▶ [DIRECTIONS FOR THIS TASK]: A line counts if it contains the word "model" at least once. State how many such lines the records contain, giving the number alone.

▶ [RECORDS SHOWN]:
· · · ·

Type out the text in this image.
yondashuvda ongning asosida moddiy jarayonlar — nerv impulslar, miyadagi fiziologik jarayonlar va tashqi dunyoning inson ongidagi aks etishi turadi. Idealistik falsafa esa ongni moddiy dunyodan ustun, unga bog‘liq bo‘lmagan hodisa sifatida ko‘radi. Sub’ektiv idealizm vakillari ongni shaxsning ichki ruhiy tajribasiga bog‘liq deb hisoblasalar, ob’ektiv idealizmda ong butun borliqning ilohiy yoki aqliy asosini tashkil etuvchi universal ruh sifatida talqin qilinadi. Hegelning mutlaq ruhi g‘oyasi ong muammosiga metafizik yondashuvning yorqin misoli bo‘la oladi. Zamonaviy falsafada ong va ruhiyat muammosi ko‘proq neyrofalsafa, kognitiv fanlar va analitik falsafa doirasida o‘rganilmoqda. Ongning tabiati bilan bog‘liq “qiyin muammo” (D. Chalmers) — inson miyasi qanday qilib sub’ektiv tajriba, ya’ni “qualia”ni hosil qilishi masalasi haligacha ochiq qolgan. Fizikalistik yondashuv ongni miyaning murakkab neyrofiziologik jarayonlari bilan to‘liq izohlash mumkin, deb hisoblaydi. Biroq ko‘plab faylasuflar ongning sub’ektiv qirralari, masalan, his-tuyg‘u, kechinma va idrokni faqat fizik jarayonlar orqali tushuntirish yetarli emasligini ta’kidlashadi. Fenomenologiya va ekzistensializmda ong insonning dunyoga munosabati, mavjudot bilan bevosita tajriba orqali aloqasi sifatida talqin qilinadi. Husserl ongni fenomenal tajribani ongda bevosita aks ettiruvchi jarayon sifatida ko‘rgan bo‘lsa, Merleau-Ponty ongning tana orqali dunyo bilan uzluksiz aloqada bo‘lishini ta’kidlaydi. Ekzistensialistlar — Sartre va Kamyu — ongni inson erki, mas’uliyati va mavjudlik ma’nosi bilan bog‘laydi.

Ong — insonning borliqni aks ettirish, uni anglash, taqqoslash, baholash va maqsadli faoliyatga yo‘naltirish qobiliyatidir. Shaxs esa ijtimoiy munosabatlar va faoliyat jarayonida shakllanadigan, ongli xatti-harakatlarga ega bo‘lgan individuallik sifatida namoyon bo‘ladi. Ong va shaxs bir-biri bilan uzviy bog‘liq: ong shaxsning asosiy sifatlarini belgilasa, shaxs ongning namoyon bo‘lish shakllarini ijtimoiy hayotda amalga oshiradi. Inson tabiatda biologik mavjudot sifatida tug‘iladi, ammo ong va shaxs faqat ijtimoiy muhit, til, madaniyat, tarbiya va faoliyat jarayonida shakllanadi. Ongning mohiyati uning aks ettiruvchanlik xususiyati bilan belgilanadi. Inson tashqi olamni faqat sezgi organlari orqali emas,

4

· · · ·

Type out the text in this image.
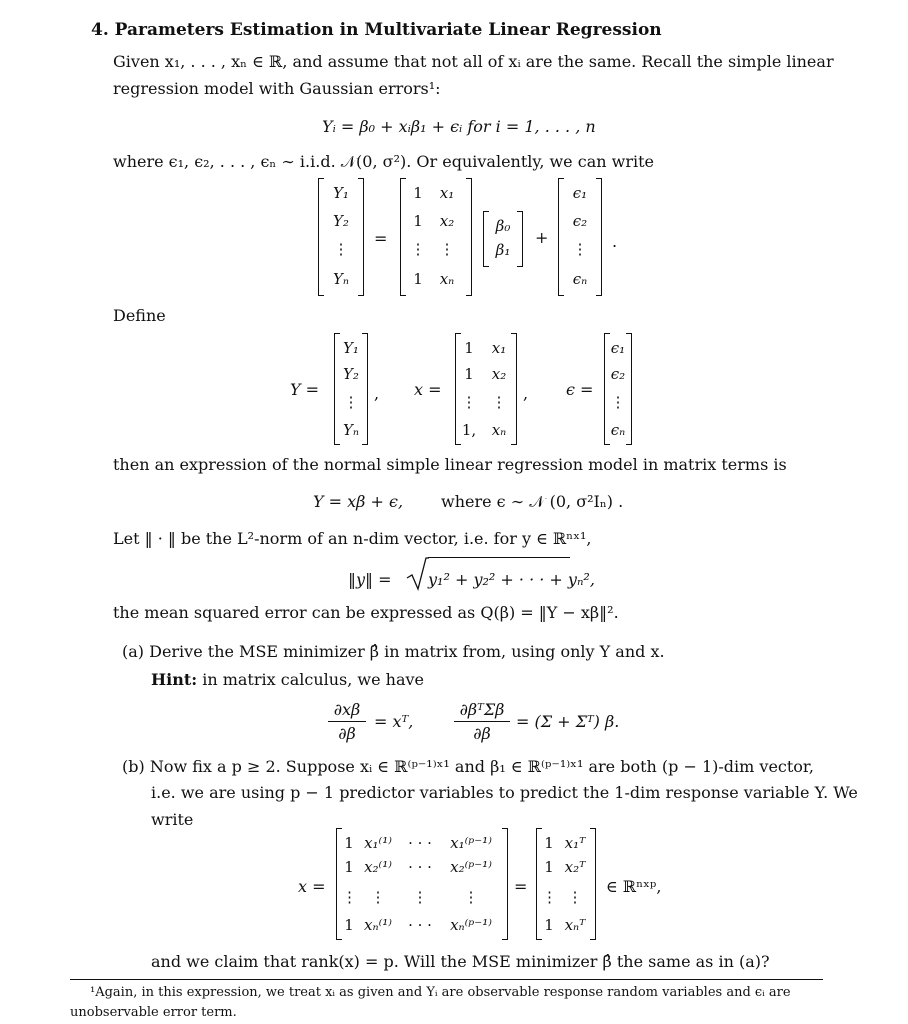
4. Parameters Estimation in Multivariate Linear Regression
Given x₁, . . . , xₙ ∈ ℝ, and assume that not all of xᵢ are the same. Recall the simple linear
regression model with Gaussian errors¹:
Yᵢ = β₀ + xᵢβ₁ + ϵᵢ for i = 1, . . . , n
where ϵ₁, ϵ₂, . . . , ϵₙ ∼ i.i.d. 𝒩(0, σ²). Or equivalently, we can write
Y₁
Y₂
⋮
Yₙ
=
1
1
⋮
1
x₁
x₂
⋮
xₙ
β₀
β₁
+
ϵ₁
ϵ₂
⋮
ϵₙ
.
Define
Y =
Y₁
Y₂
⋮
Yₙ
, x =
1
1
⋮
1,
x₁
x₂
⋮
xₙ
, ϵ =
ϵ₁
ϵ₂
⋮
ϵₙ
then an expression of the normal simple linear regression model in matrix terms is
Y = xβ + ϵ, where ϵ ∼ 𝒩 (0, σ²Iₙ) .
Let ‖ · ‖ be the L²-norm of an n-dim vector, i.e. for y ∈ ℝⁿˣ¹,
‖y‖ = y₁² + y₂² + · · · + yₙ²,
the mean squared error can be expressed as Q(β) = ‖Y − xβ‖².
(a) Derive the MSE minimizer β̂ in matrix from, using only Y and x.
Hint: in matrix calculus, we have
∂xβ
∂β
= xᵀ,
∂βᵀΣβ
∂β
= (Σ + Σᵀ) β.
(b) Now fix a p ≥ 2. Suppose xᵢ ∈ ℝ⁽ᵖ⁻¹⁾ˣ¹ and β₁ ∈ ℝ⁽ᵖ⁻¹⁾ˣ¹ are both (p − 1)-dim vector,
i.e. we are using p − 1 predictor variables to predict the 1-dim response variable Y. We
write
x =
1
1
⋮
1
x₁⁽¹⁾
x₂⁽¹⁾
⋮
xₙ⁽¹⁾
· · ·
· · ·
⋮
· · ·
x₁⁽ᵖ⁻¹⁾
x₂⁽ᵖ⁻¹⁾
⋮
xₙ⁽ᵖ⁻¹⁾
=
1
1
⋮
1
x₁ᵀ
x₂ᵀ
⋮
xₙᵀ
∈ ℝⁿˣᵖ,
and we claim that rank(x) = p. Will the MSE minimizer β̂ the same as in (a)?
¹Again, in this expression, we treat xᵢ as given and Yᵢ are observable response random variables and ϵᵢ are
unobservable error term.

· · · ·

▶ [TASK OUTPUT]: 2